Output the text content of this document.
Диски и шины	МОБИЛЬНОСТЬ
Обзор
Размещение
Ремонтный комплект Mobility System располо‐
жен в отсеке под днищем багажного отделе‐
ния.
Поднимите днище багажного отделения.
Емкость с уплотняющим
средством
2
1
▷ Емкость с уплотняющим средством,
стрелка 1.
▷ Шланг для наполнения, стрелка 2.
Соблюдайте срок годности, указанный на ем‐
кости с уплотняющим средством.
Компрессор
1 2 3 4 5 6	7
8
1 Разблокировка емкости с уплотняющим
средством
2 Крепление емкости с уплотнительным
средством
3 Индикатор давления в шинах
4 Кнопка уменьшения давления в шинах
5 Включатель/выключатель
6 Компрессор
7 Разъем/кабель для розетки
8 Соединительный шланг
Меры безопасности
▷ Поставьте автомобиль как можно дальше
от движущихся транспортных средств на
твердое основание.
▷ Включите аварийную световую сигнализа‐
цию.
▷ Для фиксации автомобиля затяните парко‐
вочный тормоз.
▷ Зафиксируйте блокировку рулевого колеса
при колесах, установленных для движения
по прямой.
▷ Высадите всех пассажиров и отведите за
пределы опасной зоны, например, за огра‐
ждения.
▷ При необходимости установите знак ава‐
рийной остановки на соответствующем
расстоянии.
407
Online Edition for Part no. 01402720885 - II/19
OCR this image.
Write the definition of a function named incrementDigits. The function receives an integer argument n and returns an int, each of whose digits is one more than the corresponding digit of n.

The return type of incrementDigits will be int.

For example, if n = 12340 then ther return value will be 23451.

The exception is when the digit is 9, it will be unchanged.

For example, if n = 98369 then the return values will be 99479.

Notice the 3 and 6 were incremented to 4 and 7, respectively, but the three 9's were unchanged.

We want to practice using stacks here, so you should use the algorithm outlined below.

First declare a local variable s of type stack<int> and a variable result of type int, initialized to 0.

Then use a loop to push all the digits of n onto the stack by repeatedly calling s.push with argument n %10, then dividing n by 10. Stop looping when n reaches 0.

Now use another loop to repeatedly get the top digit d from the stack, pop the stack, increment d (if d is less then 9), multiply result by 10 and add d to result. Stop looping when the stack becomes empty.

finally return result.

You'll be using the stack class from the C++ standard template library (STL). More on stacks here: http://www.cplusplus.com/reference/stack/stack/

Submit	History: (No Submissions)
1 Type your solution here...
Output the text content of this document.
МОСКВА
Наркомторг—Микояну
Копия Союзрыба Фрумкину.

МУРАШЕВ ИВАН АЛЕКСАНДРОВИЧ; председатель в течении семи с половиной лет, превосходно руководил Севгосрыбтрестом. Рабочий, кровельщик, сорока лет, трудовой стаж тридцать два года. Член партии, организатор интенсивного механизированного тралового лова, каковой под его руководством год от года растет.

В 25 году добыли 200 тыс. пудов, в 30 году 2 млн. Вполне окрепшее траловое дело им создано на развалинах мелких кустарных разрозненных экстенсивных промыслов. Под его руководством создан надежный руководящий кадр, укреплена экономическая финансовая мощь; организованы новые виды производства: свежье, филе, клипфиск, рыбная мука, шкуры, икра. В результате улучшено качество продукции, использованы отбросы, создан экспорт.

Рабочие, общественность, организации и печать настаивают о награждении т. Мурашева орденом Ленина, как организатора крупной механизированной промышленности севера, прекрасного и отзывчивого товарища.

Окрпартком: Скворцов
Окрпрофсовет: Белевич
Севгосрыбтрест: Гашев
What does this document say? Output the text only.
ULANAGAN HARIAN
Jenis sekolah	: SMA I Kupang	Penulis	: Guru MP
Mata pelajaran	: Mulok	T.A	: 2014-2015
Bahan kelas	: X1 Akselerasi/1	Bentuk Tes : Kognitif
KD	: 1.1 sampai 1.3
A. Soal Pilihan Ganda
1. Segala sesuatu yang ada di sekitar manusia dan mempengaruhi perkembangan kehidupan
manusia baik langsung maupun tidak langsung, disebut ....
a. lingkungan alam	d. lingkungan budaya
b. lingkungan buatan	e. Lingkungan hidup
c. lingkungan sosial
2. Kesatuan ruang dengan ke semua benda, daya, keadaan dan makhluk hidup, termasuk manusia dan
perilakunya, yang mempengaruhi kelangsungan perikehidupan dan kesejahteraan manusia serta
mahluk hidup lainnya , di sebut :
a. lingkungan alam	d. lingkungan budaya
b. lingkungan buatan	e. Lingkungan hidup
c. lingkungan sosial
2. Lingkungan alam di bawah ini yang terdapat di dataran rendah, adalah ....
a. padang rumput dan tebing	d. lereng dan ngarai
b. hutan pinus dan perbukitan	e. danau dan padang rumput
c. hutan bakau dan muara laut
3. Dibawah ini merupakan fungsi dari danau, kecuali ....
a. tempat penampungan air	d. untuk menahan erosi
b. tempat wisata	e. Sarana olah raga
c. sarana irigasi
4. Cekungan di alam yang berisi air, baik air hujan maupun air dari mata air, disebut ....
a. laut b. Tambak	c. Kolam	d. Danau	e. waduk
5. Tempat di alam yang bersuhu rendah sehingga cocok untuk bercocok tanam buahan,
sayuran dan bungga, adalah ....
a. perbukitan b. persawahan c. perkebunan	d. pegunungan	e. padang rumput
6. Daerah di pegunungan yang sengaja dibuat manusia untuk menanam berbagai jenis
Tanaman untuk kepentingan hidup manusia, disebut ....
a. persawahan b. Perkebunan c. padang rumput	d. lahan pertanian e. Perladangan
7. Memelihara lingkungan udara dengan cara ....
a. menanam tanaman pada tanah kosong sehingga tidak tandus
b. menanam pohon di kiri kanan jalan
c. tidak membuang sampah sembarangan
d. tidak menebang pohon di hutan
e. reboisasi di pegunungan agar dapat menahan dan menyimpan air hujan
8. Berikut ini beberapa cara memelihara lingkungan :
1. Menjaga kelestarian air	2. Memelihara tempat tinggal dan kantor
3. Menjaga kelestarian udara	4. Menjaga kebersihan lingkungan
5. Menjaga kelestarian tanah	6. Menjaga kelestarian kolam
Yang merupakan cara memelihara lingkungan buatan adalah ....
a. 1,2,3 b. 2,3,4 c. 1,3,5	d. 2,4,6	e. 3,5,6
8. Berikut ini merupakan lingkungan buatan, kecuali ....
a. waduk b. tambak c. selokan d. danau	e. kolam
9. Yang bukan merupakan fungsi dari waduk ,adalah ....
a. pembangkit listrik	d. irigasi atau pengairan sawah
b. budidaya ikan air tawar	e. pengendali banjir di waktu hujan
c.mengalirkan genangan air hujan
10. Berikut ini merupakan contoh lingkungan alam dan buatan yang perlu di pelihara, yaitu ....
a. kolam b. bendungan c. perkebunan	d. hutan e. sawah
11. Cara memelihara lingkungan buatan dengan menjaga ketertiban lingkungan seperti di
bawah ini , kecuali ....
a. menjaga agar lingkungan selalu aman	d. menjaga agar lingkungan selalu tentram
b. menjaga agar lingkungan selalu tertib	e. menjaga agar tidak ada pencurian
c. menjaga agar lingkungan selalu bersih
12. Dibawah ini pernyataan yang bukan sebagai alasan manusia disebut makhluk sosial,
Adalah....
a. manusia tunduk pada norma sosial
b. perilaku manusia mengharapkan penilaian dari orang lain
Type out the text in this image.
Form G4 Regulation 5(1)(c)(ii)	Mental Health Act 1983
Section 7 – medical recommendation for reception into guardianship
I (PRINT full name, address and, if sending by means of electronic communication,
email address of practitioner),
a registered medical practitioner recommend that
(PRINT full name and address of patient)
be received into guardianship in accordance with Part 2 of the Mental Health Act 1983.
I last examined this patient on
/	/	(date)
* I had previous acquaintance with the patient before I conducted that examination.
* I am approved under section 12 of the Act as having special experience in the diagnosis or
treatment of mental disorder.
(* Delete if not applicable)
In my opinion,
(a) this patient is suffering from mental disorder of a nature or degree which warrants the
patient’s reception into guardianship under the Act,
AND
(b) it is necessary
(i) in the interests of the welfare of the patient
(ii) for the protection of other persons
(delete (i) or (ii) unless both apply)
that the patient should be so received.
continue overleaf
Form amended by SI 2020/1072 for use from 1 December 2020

## DIRECTIONS
Pull every line containing "will" out of the data above.

## RESULT OF THIS EXERCISE
The return type of incrementDigits will be int.
For example, if n = 12340 then ther return value will be 23451.
The exception is when the digit is 9, it will be unchanged.
For example, if n = 98369 then the return values will be 99479.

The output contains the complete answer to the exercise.